Instruction - Make an exact copy of all the material below, apart from the pictures.

Saved entries
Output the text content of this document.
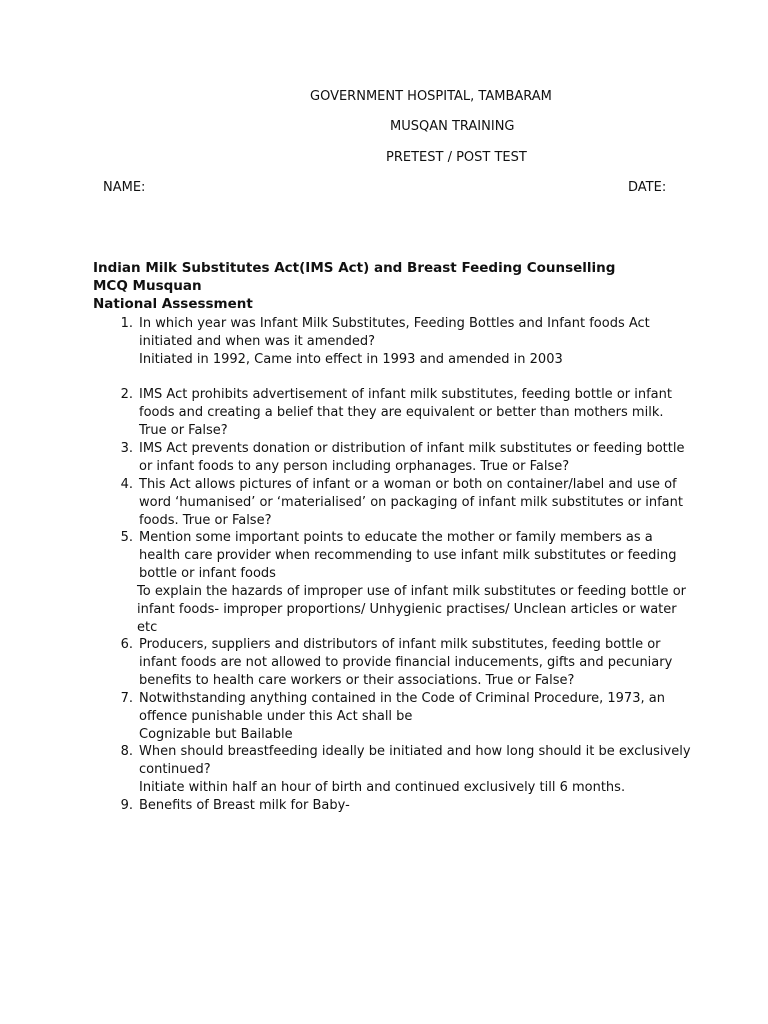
GOVERNMENT HOSPITAL, TAMBARAM
MUSQAN TRAINING
PRETEST / POST TEST
NAME:	DATE:
Indian Milk Substitutes Act(IMS Act) and Breast Feeding Counselling MCQ Musquan
National Assessment
1. In which year was Infant Milk Substitutes, Feeding Bottles and Infant foods Act
initiated and when was it amended?
Initiated in 1992, Came into effect in 1993 and amended in 2003
2. IMS Act prohibits advertisement of infant milk substitutes, feeding bottle or infant
foods and creating a belief that they are equivalent or better than mothers milk.
True or False?
3. IMS Act prevents donation or distribution of infant milk substitutes or feeding bottle
or infant foods to any person including orphanages. True or False?
4. This Act allows pictures of infant or a woman or both on container/label and use of
word ‘humanised’ or ‘materialised’ on packaging of infant milk substitutes or infant
foods. True or False?
5. Mention some important points to educate the mother or family members as a
health care provider when recommending to use infant milk substitutes or feeding
bottle or infant foods
To explain the hazards of improper use of infant milk substitutes or feeding bottle or
infant foods- improper proportions/ Unhygienic practises/ Unclean articles or water
etc
6. Producers, suppliers and distributors of infant milk substitutes, feeding bottle or
infant foods are not allowed to provide financial inducements, gifts and pecuniary
benefits to health care workers or their associations. True or False?
7. Notwithstanding anything contained in the Code of Criminal Procedure, 1973, an
offence punishable under this Act shall be
Cognizable but Bailable
8. When should breastfeeding ideally be initiated and how long should it be exclusively
continued?
Initiate within half an hour of birth and continued exclusively till 6 months.
9. Benefits of Breast milk for Baby-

Exercise answer -
Output the text content of this document.
GOVERNMENT HOSPITAL, TAMBARAM
MUSQAN TRAINING
PRETEST / POST TEST
NAME:	DATE:
Indian Milk Substitutes Act(IMS Act) and Breast Feeding Counselling MCQ Musquan
National Assessment
1. In which year was Infant Milk Substitutes, Feeding Bottles and Infant foods Act
initiated and when was it amended?
Initiated in 1992, Came into effect in 1993 and amended in 2003
2. IMS Act prohibits advertisement of infant milk substitutes, feeding bottle or infant
foods and creating a belief that they are equivalent or better than mothers milk.
True or False?
3. IMS Act prevents donation or distribution of infant milk substitutes or feeding bottle
or infant foods to any person including orphanages. True or False?
4. This Act allows pictures of infant or a woman or both on container/label and use of
word ‘humanised’ or ‘materialised’ on packaging of infant milk substitutes or infant
foods. True or False?
5. Mention some important points to educate the mother or family members as a
health care provider when recommending to use infant milk substitutes or feeding
bottle or infant foods
To explain the hazards of improper use of infant milk substitutes or feeding bottle or
infant foods- improper proportions/ Unhygienic practises/ Unclean articles or water
etc
6. Producers, suppliers and distributors of infant milk substitutes, feeding bottle or
infant foods are not allowed to provide financial inducements, gifts and pecuniary
benefits to health care workers or their associations. True or False?
7. Notwithstanding anything contained in the Code of Criminal Procedure, 1973, an
offence punishable under this Act shall be
Cognizable but Bailable
8. When should breastfeeding ideally be initiated and how long should it be exclusively
continued?
Initiate within half an hour of birth and continued exclusively till 6 months.
9. Benefits of Breast milk for Baby-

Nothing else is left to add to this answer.